_RECORDED INFORMATION:_
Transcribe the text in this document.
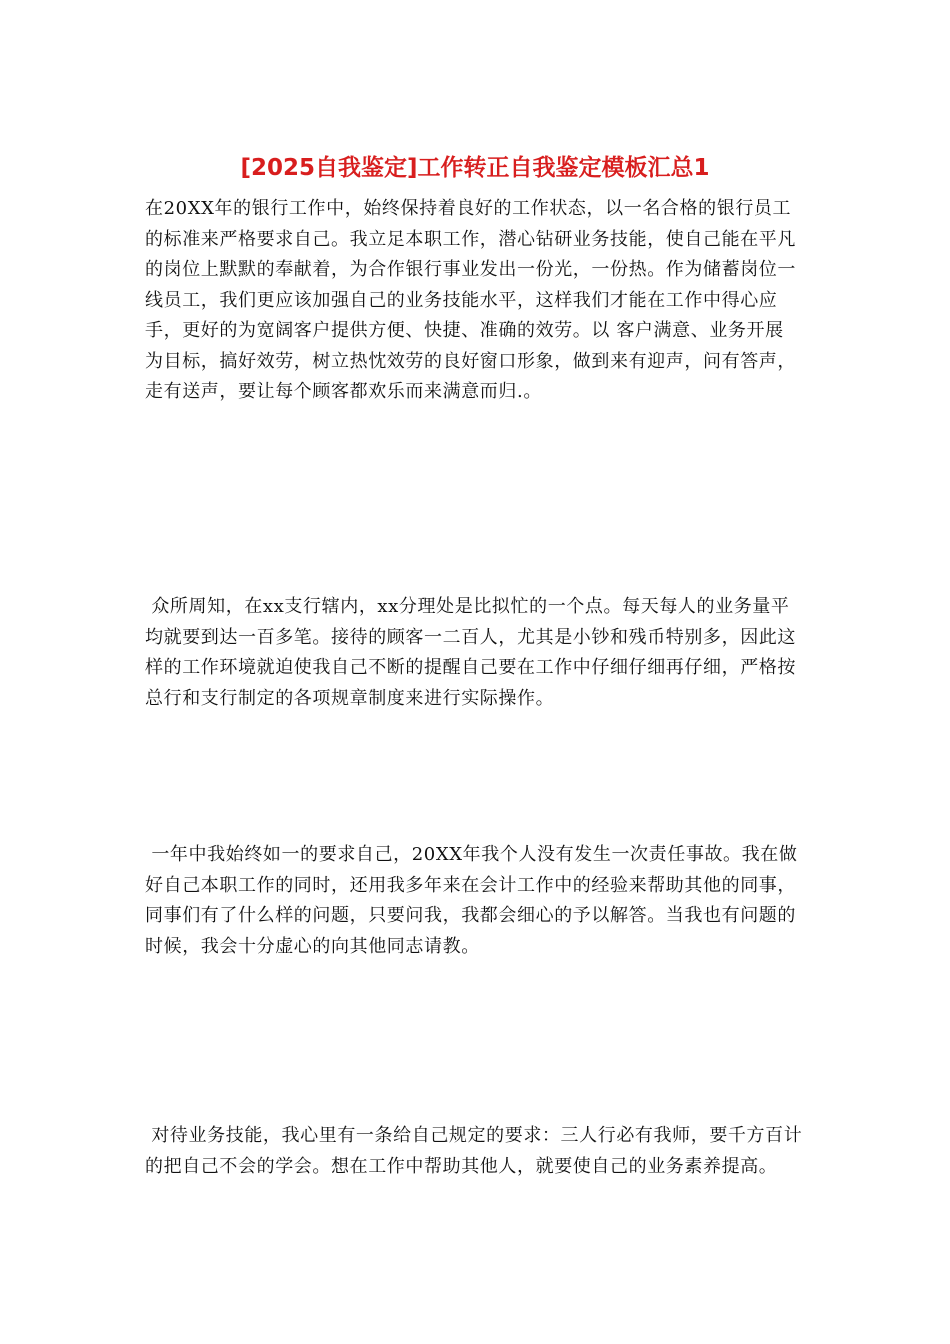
[2025自我鉴定]工作转正自我鉴定模板汇总1

在20XX年的银行工作中，始终保持着良好的工作状态，以一名合格的银行员工的标准来严格要求自己。我立足本职工作，潜心钻研业务技能，使自己能在平凡的岗位上默默的奉献着，为合作银行事业发出一份光，一份热。作为储蓄岗位一线员工，我们更应该加强自己的业务技能水平，这样我们才能在工作中得心应手，更好的为宽阔客户提供方便、快捷、准确的效劳。以 客户满意、业务开展 为目标，搞好效劳，树立热忱效劳的良好窗口形象，做到来有迎声，问有答声，走有送声，要让每个顾客都欢乐而来满意而归.。

众所周知，在xx支行辖内，xx分理处是比拟忙的一个点。每天每人的业务量平均就要到达一百多笔。接待的顾客一二百人，尤其是小钞和残币特别多，因此这样的工作环境就迫使我自己不断的提醒自己要在工作中仔细仔细再仔细，严格按总行和支行制定的各项规章制度来进行实际操作。

一年中我始终如一的要求自己，20XX年我个人没有发生一次责任事故。我在做好自己本职工作的同时，还用我多年来在会计工作中的经验来帮助其他的同事，同事们有了什么样的问题，只要问我，我都会细心的予以解答。当我也有问题的时候，我会十分虚心的向其他同志请教。

对待业务技能，我心里有一条给自己规定的要求：三人行必有我师，要千方百计的把自己不会的学会。想在工作中帮助其他人，就要使自己的业务素养提高。
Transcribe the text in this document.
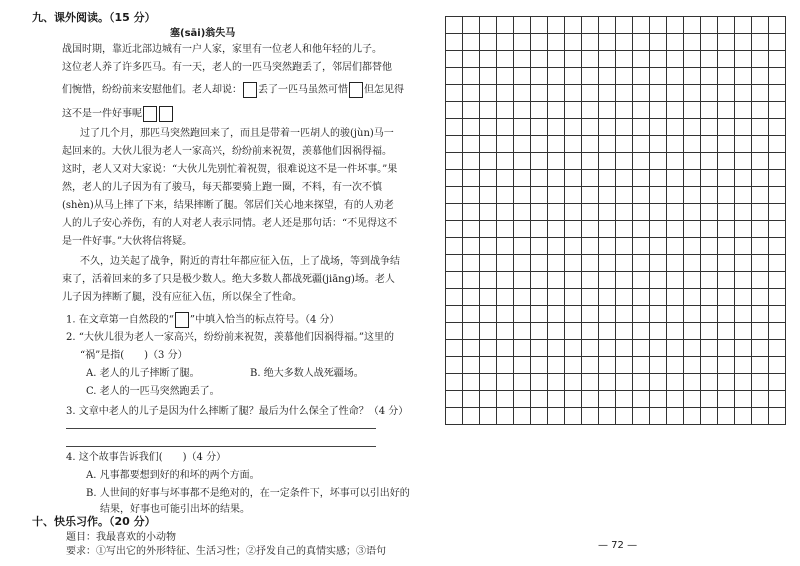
九、课外阅读。（15 分）
塞(sāi)翁失马
战国时期，靠近北部边城有一户人家，家里有一位老人和他年轻的儿子。
这位老人养了许多匹马。有一天，老人的一匹马突然跑丢了，邻居们都替他
们惋惜，纷纷前来安慰他们。老人却说： 丢了一匹马虽然可惜 但怎见得
这不是一件好事呢
过了几个月，那匹马突然跑回来了，而且是带着一匹胡人的骏(jùn)马一
起回来的。大伙儿很为老人一家高兴，纷纷前来祝贺，羡慕他们因祸得福。
这时，老人又对大家说：“大伙儿先别忙着祝贺，很难说这不是一件坏事。”果
然，老人的儿子因为有了骏马，每天都要骑上跑一圈，不料，有一次不慎
(shèn)从马上摔了下来，结果摔断了腿。邻居们关心地来探望，有的人劝老
人的儿子安心养伤，有的人对老人表示同情。老人还是那句话：“不见得这不
是一件好事。”大伙将信将疑。
不久，边关起了战争，附近的青壮年都应征入伍，上了战场，等到战争结
束了，活着回来的多了只是极少数人。绝大多数人都战死疆(jiāng)场。老人
儿子因为摔断了腿，没有应征入伍，所以保全了性命。
1. 在文章第一自然段的“ ”中填入恰当的标点符号。（4 分）
2. “大伙儿很为老人一家高兴，纷纷前来祝贺，羡慕他们因祸得福。”这里的
“祸”是指(　　)（3 分）
A. 老人的儿子摔断了腿。	B. 绝大多数人战死疆场。
C. 老人的一匹马突然跑丢了。
3. 文章中老人的儿子是因为什么摔断了腿？最后为什么保全了性命？（4 分）
4. 这个故事告诉我们(　　)（4 分）
A. 凡事都要想到好的和坏的两个方面。
B. 人世间的好事与坏事都不是绝对的，在一定条件下，坏事可以引出好的
结果，好事也可能引出坏的结果。
十、快乐习作。（20 分）
题目：我最喜欢的小动物
要求：①写出它的外形特征、生活习性；②抒发自己的真情实感；③语句

— 72 —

_STATED GOAL:_ Would you set down the listing exactly, omitting pictures?

_WRITTEN RESPONSE:_
Transcribe the text in this document.
[2025自我鉴定]工作转正自我鉴定模板汇总1

在20XX年的银行工作中，始终保持着良好的工作状态，以一名合格的银行员工的标准来严格要求自己。我立足本职工作，潜心钻研业务技能，使自己能在平凡的岗位上默默的奉献着，为合作银行事业发出一份光，一份热。作为储蓄岗位一线员工，我们更应该加强自己的业务技能水平，这样我们才能在工作中得心应手，更好的为宽阔客户提供方便、快捷、准确的效劳。以 客户满意、业务开展 为目标，搞好效劳，树立热忱效劳的良好窗口形象，做到来有迎声，问有答声，走有送声，要让每个顾客都欢乐而来满意而归.。

众所周知，在xx支行辖内，xx分理处是比拟忙的一个点。每天每人的业务量平均就要到达一百多笔。接待的顾客一二百人，尤其是小钞和残币特别多，因此这样的工作环境就迫使我自己不断的提醒自己要在工作中仔细仔细再仔细，严格按总行和支行制定的各项规章制度来进行实际操作。

一年中我始终如一的要求自己，20XX年我个人没有发生一次责任事故。我在做好自己本职工作的同时，还用我多年来在会计工作中的经验来帮助其他的同事，同事们有了什么样的问题，只要问我，我都会细心的予以解答。当我也有问题的时候，我会十分虚心的向其他同志请教。

对待业务技能，我心里有一条给自己规定的要求：三人行必有我师，要千方百计的把自己不会的学会。想在工作中帮助其他人，就要使自己的业务素养提高。
Transcribe the text in this document.
九、课外阅读。（15 分）
塞(sāi)翁失马
战国时期，靠近北部边城有一户人家，家里有一位老人和他年轻的儿子。
这位老人养了许多匹马。有一天，老人的一匹马突然跑丢了，邻居们都替他
们惋惜，纷纷前来安慰他们。老人却说： 丢了一匹马虽然可惜 但怎见得
这不是一件好事呢
过了几个月，那匹马突然跑回来了，而且是带着一匹胡人的骏(jùn)马一
起回来的。大伙儿很为老人一家高兴，纷纷前来祝贺，羡慕他们因祸得福。
这时，老人又对大家说：“大伙儿先别忙着祝贺，很难说这不是一件坏事。”果
然，老人的儿子因为有了骏马，每天都要骑上跑一圈，不料，有一次不慎
(shèn)从马上摔了下来，结果摔断了腿。邻居们关心地来探望，有的人劝老
人的儿子安心养伤，有的人对老人表示同情。老人还是那句话：“不见得这不
是一件好事。”大伙将信将疑。
不久，边关起了战争，附近的青壮年都应征入伍，上了战场，等到战争结
束了，活着回来的多了只是极少数人。绝大多数人都战死疆(jiāng)场。老人
儿子因为摔断了腿，没有应征入伍，所以保全了性命。
1. 在文章第一自然段的“ ”中填入恰当的标点符号。（4 分）
2. “大伙儿很为老人一家高兴，纷纷前来祝贺，羡慕他们因祸得福。”这里的
“祸”是指(　　)（3 分）
A. 老人的儿子摔断了腿。	B. 绝大多数人战死疆场。
C. 老人的一匹马突然跑丢了。
3. 文章中老人的儿子是因为什么摔断了腿？最后为什么保全了性命？（4 分）
4. 这个故事告诉我们(　　)（4 分）
A. 凡事都要想到好的和坏的两个方面。
B. 人世间的好事与坏事都不是绝对的，在一定条件下，坏事可以引出好的
结果，好事也可能引出坏的结果。
十、快乐习作。（20 分）
题目：我最喜欢的小动物
要求：①写出它的外形特征、生活习性；②抒发自己的真情实感；③语句

— 72 —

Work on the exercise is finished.